Give the stretch of the listing from the line containing "x-tick-hhmm: 0000 — [673, 761, 698, 772]" through the line containing "x-tick-x: 0.2 — [303, 734, 319, 745]", both included, as a JSON list of strings with one string per line and blank lines omitted.
#####
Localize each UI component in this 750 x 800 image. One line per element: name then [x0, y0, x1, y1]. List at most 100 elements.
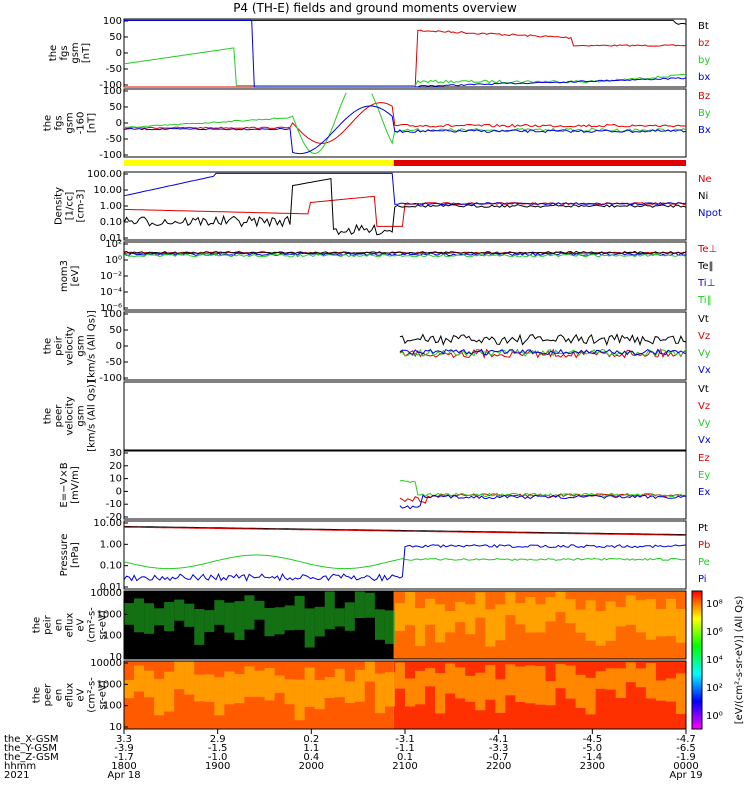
x-tick-hhmm: 0000 — [673, 761, 698, 772]
panel-6: the peer velocity gsm [km/s (All Qs)] Vt Vz Vy V… — [43, 380, 711, 452]
y-axis-label: eV — [76, 688, 87, 701]
heatmap-cell — [525, 665, 536, 704]
heatmap-cell — [505, 592, 516, 616]
y-axis-label: (cm²-s- — [87, 607, 98, 643]
series-ex-line — [399, 494, 687, 510]
y-axis-label: fgs — [54, 115, 65, 130]
region-bar-yellow — [124, 160, 394, 166]
y-axis-label: peer — [43, 683, 54, 707]
panel-5: 100 50 0 -50 -100 the peir velocity gsm [km/s (Al… — [43, 309, 711, 384]
y-axis-label: [eV] — [70, 266, 81, 287]
y-tick-label: 10.00 — [93, 185, 122, 196]
legend-ti‖: Ti‖ — [697, 295, 712, 306]
x-row-label: the_Z-GSM — [4, 752, 59, 763]
x-tick-date: Apr 19 — [669, 770, 702, 781]
x-tick-y: -1.1 — [395, 743, 415, 754]
legend-pt: Pt — [698, 523, 708, 534]
y-tick-label: 0.01 — [100, 582, 122, 593]
series-vy-line — [399, 348, 687, 358]
x-tick-y: -1.5 — [208, 743, 228, 754]
heatmap-cell — [254, 670, 265, 697]
colorbar-label: [eV/(cm²-s-sr-eV)] (All Qs) — [734, 596, 745, 725]
heatmap-cell — [284, 605, 295, 631]
heatmap-cell — [605, 601, 616, 641]
heatmap-cell — [585, 677, 596, 715]
legend-te‖: Te‖ — [697, 261, 714, 272]
heatmap-cell — [324, 677, 335, 699]
y-axis-label: velocity — [65, 396, 76, 435]
y-tick-label: 1000 — [97, 609, 122, 620]
heatmap-cell — [194, 674, 205, 702]
x-tick-x: 0.2 — [303, 734, 319, 745]
heatmap-cell — [655, 608, 666, 637]
heatmap-cell — [625, 662, 636, 683]
y-axis-label: gsm — [65, 112, 76, 133]
heatmap-cell — [455, 601, 466, 623]
y-axis-label: [nPa] — [70, 542, 81, 568]
x-tick-hhmm: 2200 — [486, 761, 511, 772]
heatmap-cell — [585, 600, 596, 641]
series-bz-line — [123, 102, 687, 144]
x-tick-hhmm: 1900 — [205, 761, 230, 772]
heatmap-cell — [565, 665, 576, 699]
x-tick-y: -5.0 — [583, 743, 603, 754]
heatmap-cell — [364, 661, 375, 682]
y-tick-label: 10 — [109, 652, 122, 663]
heatmap-cell — [445, 663, 456, 694]
y-tick-label: 0 — [116, 48, 122, 59]
y-tick-label: 0 — [116, 341, 122, 352]
y-axis-label: gsm — [70, 42, 81, 63]
y-axis-label: sr-eV) — [98, 680, 109, 709]
legend-vx: Vx — [698, 435, 711, 446]
heatmap-cell — [214, 600, 225, 625]
y-tick-label: -20 — [106, 512, 122, 523]
heatmap-cell — [314, 606, 325, 637]
y-tick-label: -50 — [106, 134, 122, 145]
x-tick-x: -3.1 — [395, 734, 415, 745]
heatmap-cell — [675, 608, 686, 643]
y-axis-label: mom3 — [59, 260, 70, 292]
y-tick-label: 10² — [105, 239, 122, 250]
panel-frame — [123, 590, 687, 660]
heatmap-cell — [515, 603, 526, 625]
heatmap-cell — [475, 592, 486, 618]
heatmap-cell — [214, 677, 225, 716]
y-axis-label: the — [43, 408, 54, 424]
heatmap-cell — [354, 591, 365, 619]
y-tick-label: 100 — [103, 701, 122, 712]
y-axis-label: the — [32, 687, 43, 703]
legend-vt: Vt — [698, 384, 709, 395]
heatmap-cell — [344, 681, 355, 703]
x-tick-y: -3.3 — [489, 743, 509, 754]
series-bx-line — [123, 105, 687, 155]
heatmap-cell — [384, 610, 395, 644]
heatmap-cell — [184, 603, 195, 627]
legend-ez: Ez — [698, 453, 710, 464]
y-axis-label: the — [43, 115, 54, 131]
heatmap-cell — [304, 667, 315, 707]
legend-vt: Vt — [698, 314, 709, 325]
legend-pe: Pe — [698, 557, 710, 568]
heatmap-cell — [314, 679, 325, 710]
heatmap-cell — [284, 679, 295, 705]
panel-frame — [123, 311, 687, 381]
y-tick-label: 50 — [109, 32, 122, 43]
colorbar-tick: 10⁶ — [706, 627, 723, 638]
heatmap-cell — [595, 611, 606, 646]
colorbar — [691, 590, 703, 730]
legend-vx: Vx — [698, 365, 711, 376]
colorbar-tick: 10⁸ — [706, 599, 723, 610]
x-tick-x: 2.9 — [210, 734, 226, 745]
heatmap-cell — [485, 609, 496, 647]
y-tick-label: -10 — [106, 499, 122, 510]
heatmap-cell — [525, 597, 536, 633]
legend-bz: Bz — [698, 91, 710, 102]
legend-vy: Vy — [698, 348, 711, 359]
heatmap-cell — [545, 597, 556, 622]
y-axis-label: peer — [54, 404, 65, 428]
legend-pb: Pb — [698, 540, 710, 551]
y-tick-label: 0.01 — [100, 233, 122, 244]
y-axis-label: gsm — [76, 335, 87, 356]
heatmap-cell — [164, 671, 175, 712]
x-tick-x: -4.5 — [583, 734, 603, 745]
#####
### EXERCISE OUTPUT
[
  "x-tick-hhmm: 0000 — [673, 761, 698, 772]",
  "panel-6: the peer velocity gsm [km/s (All Qs)] Vt Vz Vy V… — [43, 380, 711, 452]",
  "y-axis-label: eV — [76, 688, 87, 701]",
  "heatmap-cell — [525, 665, 536, 704]",
  "heatmap-cell — [505, 592, 516, 616]",
  "y-axis-label: (cm²-s- — [87, 607, 98, 643]",
  "series-ex-line — [399, 494, 687, 510]",
  "y-axis-label: fgs — [54, 115, 65, 130]",
  "region-bar-yellow — [124, 160, 394, 166]",
  "y-axis-label: peer — [43, 683, 54, 707]",
  "panel-5: 100 50 0 -50 -100 the peir velocity gsm [km/s (Al… — [43, 309, 711, 384]",
  "y-axis-label: [eV] — [70, 266, 81, 287]",
  "y-tick-label: 10.00 — [93, 185, 122, 196]",
  "legend-ti‖: Ti‖ — [697, 295, 712, 306]",
  "x-row-label: the_Z-GSM — [4, 752, 59, 763]",
  "x-tick-date: Apr 19 — [669, 770, 702, 781]",
  "x-tick-y: -1.1 — [395, 743, 415, 754]",
  "legend-pt: Pt — [698, 523, 708, 534]",
  "y-tick-label: 0.01 — [100, 582, 122, 593]",
  "series-vy-line — [399, 348, 687, 358]",
  "x-tick-y: -1.5 — [208, 743, 228, 754]",
  "heatmap-cell — [254, 670, 265, 697]",
  "colorbar-label: [eV/(cm²-s-sr-eV)] (All Qs) — [734, 596, 745, 725]",
  "heatmap-cell — [284, 605, 295, 631]",
  "heatmap-cell — [605, 601, 616, 641]",
  "heatmap-cell — [585, 677, 596, 715]",
  "legend-te‖: Te‖ — [697, 261, 714, 272]",
  "heatmap-cell — [324, 677, 335, 699]",
  "y-axis-label: velocity — [65, 396, 76, 435]",
  "y-tick-label: 1000 — [97, 609, 122, 620]",
  "heatmap-cell — [194, 674, 205, 702]",
  "x-tick-x: 0.2 — [303, 734, 319, 745]"
]